Entries from a visual dataset:

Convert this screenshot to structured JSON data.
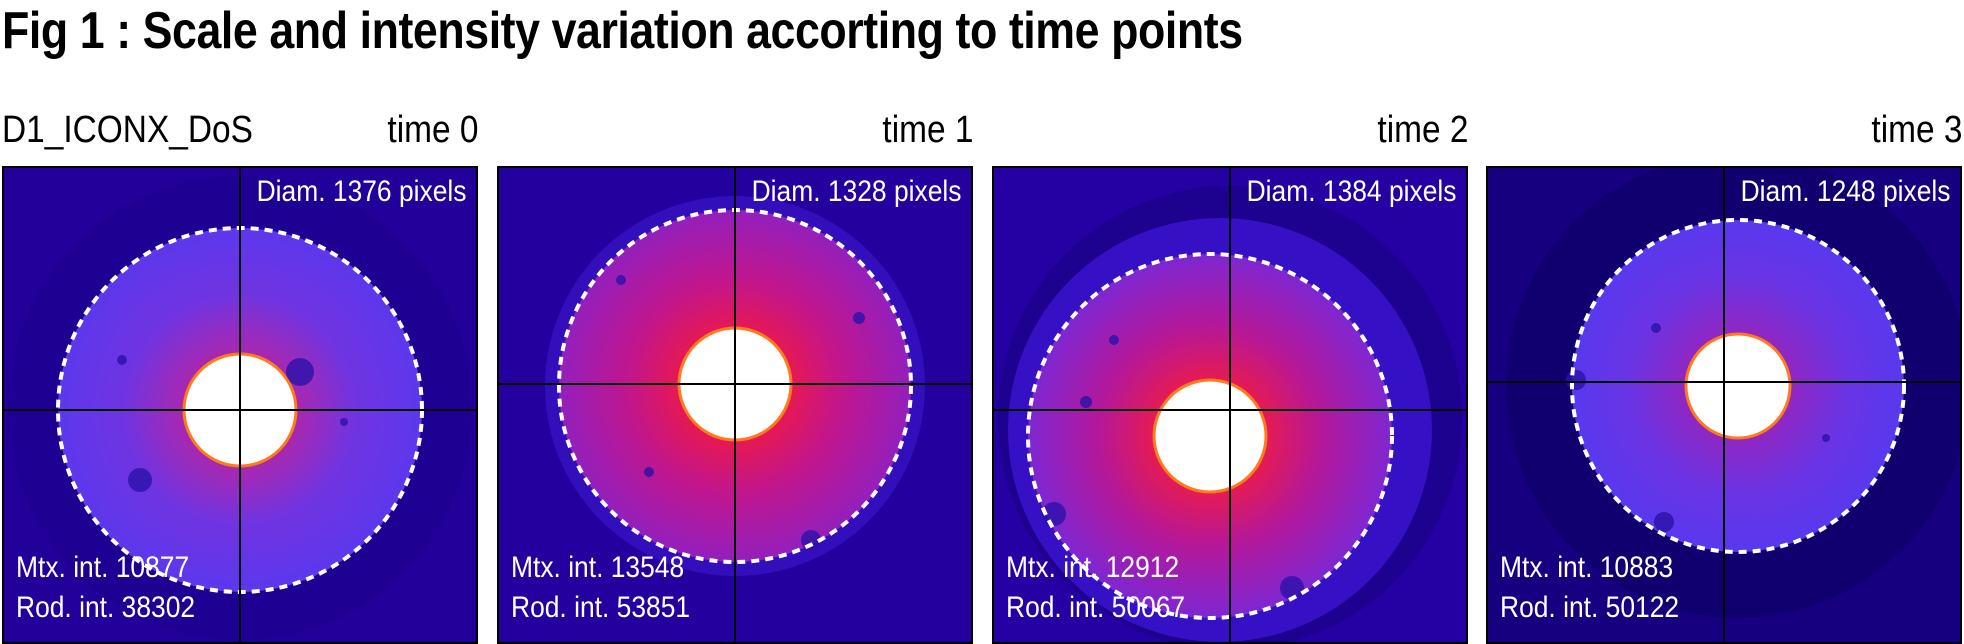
{
  "title": "Fig 1 : Scale and intensity variation accorting to time points",
  "sample_id": "D1_ICONX_DoS",
  "panels": [
    {
      "time": "time 0",
      "diameter": "Diam. 1376 pixels",
      "matrix_intensity": "Mtx. int. 10877",
      "rod_intensity": "Rod. int. 38302"
    },
    {
      "time": "time 1",
      "diameter": "Diam. 1328 pixels",
      "matrix_intensity": "Mtx. int. 13548",
      "rod_intensity": "Rod. int. 53851"
    },
    {
      "time": "time 2",
      "diameter": "Diam. 1384 pixels",
      "matrix_intensity": "Mtx. int. 12912",
      "rod_intensity": "Rod. int. 50067"
    },
    {
      "time": "time 3",
      "diameter": "Diam. 1248 pixels",
      "matrix_intensity": "Mtx. int. 10883",
      "rod_intensity": "Rod. int. 50122"
    }
  ],
  "colors": {
    "background_dark": "#22009a",
    "matrix_purple": "#5e36ee",
    "hot_red": "#e8104a",
    "rod_white": "#ffffff",
    "crosshair": "#000000",
    "outline_dashed": "#ffffff"
  }
}
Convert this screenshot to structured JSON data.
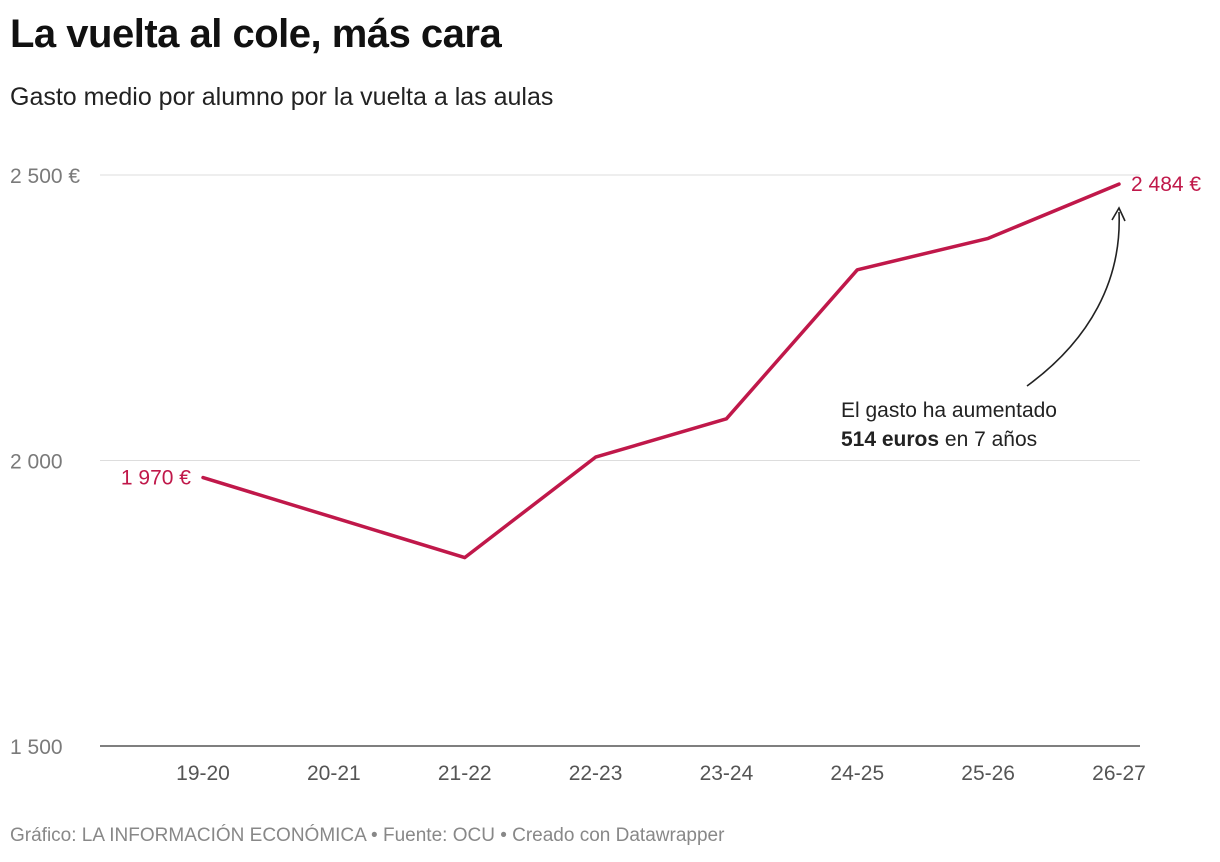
{
  "chart_data": {
    "type": "line",
    "title": "La vuelta al cole, más cara",
    "subtitle": "Gasto medio por alumno por la vuelta a las aulas",
    "categories": [
      "19-20",
      "20-21",
      "21-22",
      "22-23",
      "23-24",
      "24-25",
      "25-26",
      "26-27"
    ],
    "series": [
      {
        "values": [
          1970,
          1900,
          1830,
          2006,
          2073,
          2334,
          2389,
          2484
        ]
      }
    ],
    "ylim": [
      1500,
      2500
    ],
    "y_ticks": [
      1500,
      2000,
      2500
    ],
    "y_tick_labels": [
      "1 500",
      "2 000",
      "2 500 €"
    ],
    "grid": true,
    "value_labels": {
      "first": "1 970 €",
      "last": "2 484 €"
    },
    "annotation": {
      "line1": "El gasto ha aumentado",
      "bold": "514 euros",
      "rest": " en 7 años"
    },
    "colors": {
      "line": "#c0184a",
      "grid": "#dddddd",
      "axis": "#333333"
    }
  },
  "footer": "Gráfico: LA INFORMACIÓN ECONÓMICA • Fuente: OCU • Creado con Datawrapper"
}
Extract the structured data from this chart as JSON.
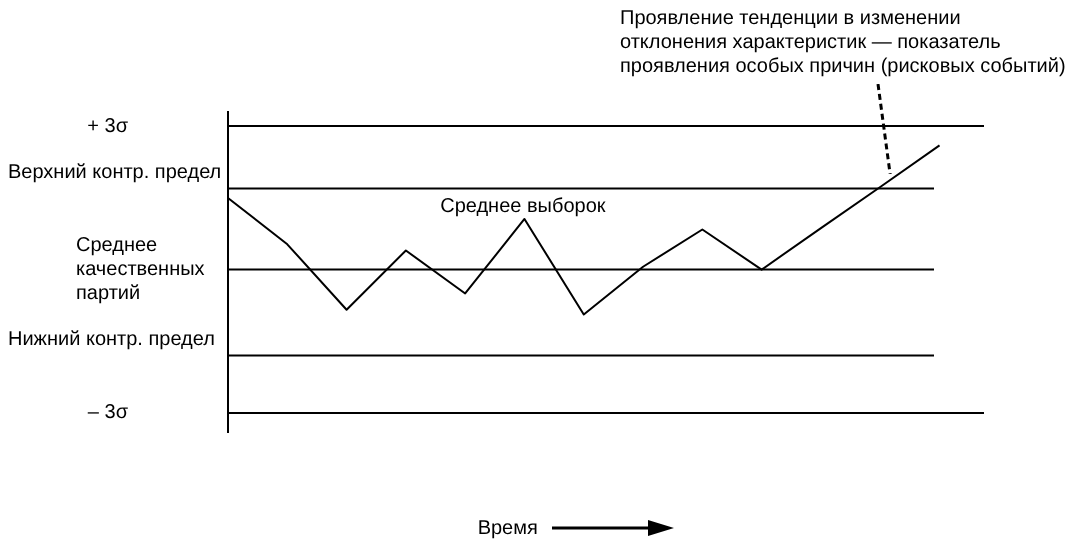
{
  "chart_data": {
    "type": "line",
    "xlabel": "Время",
    "categories": [
      null,
      null,
      null,
      null,
      null,
      null,
      null,
      null,
      null,
      null,
      null,
      null,
      null
    ],
    "series": [
      {
        "color": "#000000",
        "values": [
          1.5,
          0.53,
          -0.84,
          0.4,
          -0.5,
          1.06,
          -0.94,
          0.06,
          0.84,
          0,
          0.87,
          1.73,
          2.6
        ]
      }
    ],
    "ylim": [
      -3.4,
      3.3
    ],
    "yticks": [
      {
        "value": 3,
        "label": "+ 3σ"
      },
      {
        "value": -3,
        "label": "– 3σ"
      }
    ],
    "grid": "y",
    "legend": false,
    "marker": "none",
    "line_style": "solid",
    "tick_labels": "y",
    "ref_lines": [
      {
        "axis": "y",
        "value": 1.7,
        "label": "Верхний контр. предел",
        "color": "#000000"
      },
      {
        "axis": "y",
        "value": 0,
        "label": "Среднее качественных партий",
        "color": "#000000"
      },
      {
        "axis": "y",
        "value": -1.8,
        "label": "Нижний контр. предел",
        "color": "#000000"
      }
    ],
    "annotations": [
      "Среднее выборок",
      "Проявление тенденции в изменении отклонения характеристик — показатель проявления особых причин (рисковых событий)"
    ]
  }
}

Work to be completed:
Repeat the listing in full and exactly. Do not include any images.

Solution to the problem:
Convert this screenshot to structured JSON data.
{
  "title": "Fig 1 : Scale and intensity variation accorting to time points",
  "sample_id": "D1_ICONX_DoS",
  "panels": [
    {
      "time": "time 0",
      "diameter": "Diam. 1376 pixels",
      "matrix_intensity": "Mtx. int. 10877",
      "rod_intensity": "Rod. int. 38302"
    },
    {
      "time": "time 1",
      "diameter": "Diam. 1328 pixels",
      "matrix_intensity": "Mtx. int. 13548",
      "rod_intensity": "Rod. int. 53851"
    },
    {
      "time": "time 2",
      "diameter": "Diam. 1384 pixels",
      "matrix_intensity": "Mtx. int. 12912",
      "rod_intensity": "Rod. int. 50067"
    },
    {
      "time": "time 3",
      "diameter": "Diam. 1248 pixels",
      "matrix_intensity": "Mtx. int. 10883",
      "rod_intensity": "Rod. int. 50122"
    }
  ],
  "colors": {
    "background_dark": "#22009a",
    "matrix_purple": "#5e36ee",
    "hot_red": "#e8104a",
    "rod_white": "#ffffff",
    "crosshair": "#000000",
    "outline_dashed": "#ffffff"
  }
}
Convert this screenshot to structured JSON data.
{
  "chart_data": {
    "type": "line",
    "title": "La vuelta al cole, más cara",
    "subtitle": "Gasto medio por alumno por la vuelta a las aulas",
    "categories": [
      "19-20",
      "20-21",
      "21-22",
      "22-23",
      "23-24",
      "24-25",
      "25-26",
      "26-27"
    ],
    "series": [
      {
        "values": [
          1970,
          1900,
          1830,
          2006,
          2073,
          2334,
          2389,
          2484
        ]
      }
    ],
    "ylim": [
      1500,
      2500
    ],
    "y_ticks": [
      1500,
      2000,
      2500
    ],
    "y_tick_labels": [
      "1 500",
      "2 000",
      "2 500 €"
    ],
    "grid": true,
    "value_labels": {
      "first": "1 970 €",
      "last": "2 484 €"
    },
    "annotation": {
      "line1": "El gasto ha aumentado",
      "bold": "514 euros",
      "rest": " en 7 años"
    },
    "colors": {
      "line": "#c0184a",
      "grid": "#dddddd",
      "axis": "#333333"
    }
  },
  "footer": "Gráfico: LA INFORMACIÓN ECONÓMICA • Fuente: OCU • Creado con Datawrapper"
}
Extract the structured data from this chart as JSON.
{
  "chart_data": {
    "type": "line",
    "xlabel": "Время",
    "categories": [
      null,
      null,
      null,
      null,
      null,
      null,
      null,
      null,
      null,
      null,
      null,
      null,
      null
    ],
    "series": [
      {
        "color": "#000000",
        "values": [
          1.5,
          0.53,
          -0.84,
          0.4,
          -0.5,
          1.06,
          -0.94,
          0.06,
          0.84,
          0,
          0.87,
          1.73,
          2.6
        ]
      }
    ],
    "ylim": [
      -3.4,
      3.3
    ],
    "yticks": [
      {
        "value": 3,
        "label": "+ 3σ"
      },
      {
        "value": -3,
        "label": "– 3σ"
      }
    ],
    "grid": "y",
    "legend": false,
    "marker": "none",
    "line_style": "solid",
    "tick_labels": "y",
    "ref_lines": [
      {
        "axis": "y",
        "value": 1.7,
        "label": "Верхний контр. предел",
        "color": "#000000"
      },
      {
        "axis": "y",
        "value": 0,
        "label": "Среднее качественных партий",
        "color": "#000000"
      },
      {
        "axis": "y",
        "value": -1.8,
        "label": "Нижний контр. предел",
        "color": "#000000"
      }
    ],
    "annotations": [
      "Среднее выборок",
      "Проявление тенденции в изменении отклонения характеристик — показатель проявления особых причин (рисковых событий)"
    ]
  }
}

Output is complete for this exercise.